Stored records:
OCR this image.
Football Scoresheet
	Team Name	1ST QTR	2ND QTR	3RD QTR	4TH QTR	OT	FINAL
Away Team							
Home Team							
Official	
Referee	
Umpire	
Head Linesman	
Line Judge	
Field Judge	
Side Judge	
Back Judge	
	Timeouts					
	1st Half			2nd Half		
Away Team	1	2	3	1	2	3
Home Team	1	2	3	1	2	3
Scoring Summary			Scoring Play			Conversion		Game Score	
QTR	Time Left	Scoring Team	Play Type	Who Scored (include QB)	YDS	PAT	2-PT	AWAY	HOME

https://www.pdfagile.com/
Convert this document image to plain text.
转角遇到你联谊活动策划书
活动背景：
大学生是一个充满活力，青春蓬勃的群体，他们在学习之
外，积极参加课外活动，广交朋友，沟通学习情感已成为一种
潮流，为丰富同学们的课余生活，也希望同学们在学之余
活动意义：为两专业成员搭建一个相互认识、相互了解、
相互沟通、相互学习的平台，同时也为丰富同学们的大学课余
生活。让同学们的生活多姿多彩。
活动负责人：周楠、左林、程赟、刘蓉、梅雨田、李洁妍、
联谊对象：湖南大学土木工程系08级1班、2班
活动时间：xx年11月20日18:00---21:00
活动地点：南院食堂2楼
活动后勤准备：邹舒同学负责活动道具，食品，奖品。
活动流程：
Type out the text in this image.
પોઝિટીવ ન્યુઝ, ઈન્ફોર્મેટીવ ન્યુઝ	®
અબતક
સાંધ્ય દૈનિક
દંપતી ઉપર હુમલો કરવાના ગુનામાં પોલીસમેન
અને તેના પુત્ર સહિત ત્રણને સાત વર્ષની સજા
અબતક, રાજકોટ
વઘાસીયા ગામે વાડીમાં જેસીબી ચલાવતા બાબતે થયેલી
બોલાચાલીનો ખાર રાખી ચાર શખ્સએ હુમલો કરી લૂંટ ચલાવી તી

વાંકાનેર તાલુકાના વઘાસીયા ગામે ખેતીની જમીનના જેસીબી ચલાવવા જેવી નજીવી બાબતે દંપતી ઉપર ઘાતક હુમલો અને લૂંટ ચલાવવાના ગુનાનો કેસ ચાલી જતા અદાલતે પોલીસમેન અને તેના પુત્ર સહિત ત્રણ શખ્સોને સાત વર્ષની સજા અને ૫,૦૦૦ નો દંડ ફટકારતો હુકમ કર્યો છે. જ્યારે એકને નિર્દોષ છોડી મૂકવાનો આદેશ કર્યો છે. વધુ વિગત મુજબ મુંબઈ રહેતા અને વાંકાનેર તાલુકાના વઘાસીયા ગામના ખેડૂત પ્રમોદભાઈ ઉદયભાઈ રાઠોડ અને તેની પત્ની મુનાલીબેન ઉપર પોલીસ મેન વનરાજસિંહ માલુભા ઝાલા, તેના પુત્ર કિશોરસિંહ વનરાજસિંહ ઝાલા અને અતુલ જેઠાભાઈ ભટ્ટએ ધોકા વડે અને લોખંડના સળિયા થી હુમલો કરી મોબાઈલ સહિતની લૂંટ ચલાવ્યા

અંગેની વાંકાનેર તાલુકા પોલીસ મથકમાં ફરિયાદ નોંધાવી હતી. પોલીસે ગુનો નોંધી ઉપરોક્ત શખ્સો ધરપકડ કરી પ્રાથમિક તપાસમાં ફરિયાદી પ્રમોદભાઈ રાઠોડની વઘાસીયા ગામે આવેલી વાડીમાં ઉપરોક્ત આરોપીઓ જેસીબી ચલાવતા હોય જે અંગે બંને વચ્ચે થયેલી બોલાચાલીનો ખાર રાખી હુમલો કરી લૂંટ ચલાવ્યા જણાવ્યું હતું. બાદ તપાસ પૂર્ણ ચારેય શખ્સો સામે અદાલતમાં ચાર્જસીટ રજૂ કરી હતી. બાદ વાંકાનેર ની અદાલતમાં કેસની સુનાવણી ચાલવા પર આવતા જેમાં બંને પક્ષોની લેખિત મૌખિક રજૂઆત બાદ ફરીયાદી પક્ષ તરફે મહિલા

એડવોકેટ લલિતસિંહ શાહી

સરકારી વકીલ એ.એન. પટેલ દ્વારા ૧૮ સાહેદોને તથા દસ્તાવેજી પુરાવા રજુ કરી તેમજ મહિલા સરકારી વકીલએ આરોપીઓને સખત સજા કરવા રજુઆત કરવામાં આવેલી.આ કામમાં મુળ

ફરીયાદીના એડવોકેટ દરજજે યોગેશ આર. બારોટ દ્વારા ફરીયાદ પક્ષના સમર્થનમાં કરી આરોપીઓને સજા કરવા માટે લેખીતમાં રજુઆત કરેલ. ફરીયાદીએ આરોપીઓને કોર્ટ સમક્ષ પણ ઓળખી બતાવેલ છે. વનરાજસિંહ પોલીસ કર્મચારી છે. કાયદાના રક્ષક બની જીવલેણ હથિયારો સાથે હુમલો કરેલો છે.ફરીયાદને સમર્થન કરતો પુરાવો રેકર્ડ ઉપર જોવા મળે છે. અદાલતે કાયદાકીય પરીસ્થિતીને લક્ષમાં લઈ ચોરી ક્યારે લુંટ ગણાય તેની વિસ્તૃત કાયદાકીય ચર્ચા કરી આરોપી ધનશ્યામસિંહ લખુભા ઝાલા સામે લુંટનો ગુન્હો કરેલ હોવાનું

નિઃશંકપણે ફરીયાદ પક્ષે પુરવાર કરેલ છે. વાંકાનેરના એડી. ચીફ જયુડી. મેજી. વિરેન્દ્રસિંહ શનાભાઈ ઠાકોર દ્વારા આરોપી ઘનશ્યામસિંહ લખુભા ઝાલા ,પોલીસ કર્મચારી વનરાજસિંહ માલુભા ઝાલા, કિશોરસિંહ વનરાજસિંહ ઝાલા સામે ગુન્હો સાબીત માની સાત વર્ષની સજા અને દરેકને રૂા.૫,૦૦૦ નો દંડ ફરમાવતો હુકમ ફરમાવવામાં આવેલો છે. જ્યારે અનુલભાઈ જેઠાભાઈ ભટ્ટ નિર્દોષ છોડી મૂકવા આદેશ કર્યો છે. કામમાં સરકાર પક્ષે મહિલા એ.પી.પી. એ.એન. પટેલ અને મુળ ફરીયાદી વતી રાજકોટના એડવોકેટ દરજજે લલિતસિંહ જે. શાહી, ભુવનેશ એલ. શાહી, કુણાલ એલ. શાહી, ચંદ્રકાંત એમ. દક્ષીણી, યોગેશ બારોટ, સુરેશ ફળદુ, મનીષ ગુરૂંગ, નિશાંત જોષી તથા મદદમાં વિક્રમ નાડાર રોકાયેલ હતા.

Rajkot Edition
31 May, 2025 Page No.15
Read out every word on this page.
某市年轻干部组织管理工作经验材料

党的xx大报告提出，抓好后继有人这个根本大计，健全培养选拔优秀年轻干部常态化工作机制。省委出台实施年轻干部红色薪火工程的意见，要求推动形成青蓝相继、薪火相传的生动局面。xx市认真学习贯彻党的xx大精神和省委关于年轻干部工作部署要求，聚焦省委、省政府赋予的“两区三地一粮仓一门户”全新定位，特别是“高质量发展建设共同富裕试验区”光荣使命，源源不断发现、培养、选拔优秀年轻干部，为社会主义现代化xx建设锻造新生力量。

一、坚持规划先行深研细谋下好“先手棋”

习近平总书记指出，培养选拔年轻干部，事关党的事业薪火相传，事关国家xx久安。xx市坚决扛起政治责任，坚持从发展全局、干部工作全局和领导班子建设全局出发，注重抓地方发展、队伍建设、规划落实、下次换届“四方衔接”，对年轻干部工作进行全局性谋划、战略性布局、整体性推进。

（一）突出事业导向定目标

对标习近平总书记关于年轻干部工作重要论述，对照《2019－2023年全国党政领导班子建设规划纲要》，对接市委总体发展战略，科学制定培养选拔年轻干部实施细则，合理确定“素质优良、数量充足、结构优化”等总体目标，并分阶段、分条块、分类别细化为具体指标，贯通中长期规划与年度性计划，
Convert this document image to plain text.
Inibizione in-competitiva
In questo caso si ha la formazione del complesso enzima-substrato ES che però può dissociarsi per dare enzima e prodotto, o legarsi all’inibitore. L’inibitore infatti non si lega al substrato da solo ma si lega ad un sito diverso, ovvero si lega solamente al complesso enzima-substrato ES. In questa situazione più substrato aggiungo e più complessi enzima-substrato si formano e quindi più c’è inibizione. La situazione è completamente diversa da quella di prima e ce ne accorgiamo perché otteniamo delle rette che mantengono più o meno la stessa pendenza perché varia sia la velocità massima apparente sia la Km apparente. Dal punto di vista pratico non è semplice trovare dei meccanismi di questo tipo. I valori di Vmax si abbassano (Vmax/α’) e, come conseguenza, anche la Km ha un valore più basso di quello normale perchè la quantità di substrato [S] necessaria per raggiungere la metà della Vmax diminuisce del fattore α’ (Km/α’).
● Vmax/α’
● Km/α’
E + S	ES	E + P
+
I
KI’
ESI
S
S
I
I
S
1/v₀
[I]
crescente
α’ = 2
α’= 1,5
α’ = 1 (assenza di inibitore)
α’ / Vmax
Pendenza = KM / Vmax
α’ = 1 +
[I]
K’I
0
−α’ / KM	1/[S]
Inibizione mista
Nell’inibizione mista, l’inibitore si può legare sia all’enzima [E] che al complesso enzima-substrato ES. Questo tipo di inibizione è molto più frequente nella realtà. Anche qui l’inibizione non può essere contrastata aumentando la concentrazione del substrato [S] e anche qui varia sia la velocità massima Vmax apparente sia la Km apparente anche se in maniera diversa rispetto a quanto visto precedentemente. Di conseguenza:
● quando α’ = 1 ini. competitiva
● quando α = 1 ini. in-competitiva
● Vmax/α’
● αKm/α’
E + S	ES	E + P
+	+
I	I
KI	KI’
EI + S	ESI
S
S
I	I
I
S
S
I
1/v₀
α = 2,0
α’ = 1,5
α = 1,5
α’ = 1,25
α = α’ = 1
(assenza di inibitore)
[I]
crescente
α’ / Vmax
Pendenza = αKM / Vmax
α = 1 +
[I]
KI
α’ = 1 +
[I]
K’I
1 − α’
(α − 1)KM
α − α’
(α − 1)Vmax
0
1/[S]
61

**WORK TO DO:**
Locate the word "Type" in the data above. Copy every line carrying it.

**EXERCISE RESPONSE:**
QTR	Time Left	Scoring Team	Play Type	Who Scored (include QB)	YDS	PAT	2-PT	AWAY	HOME
Type out the text in this image.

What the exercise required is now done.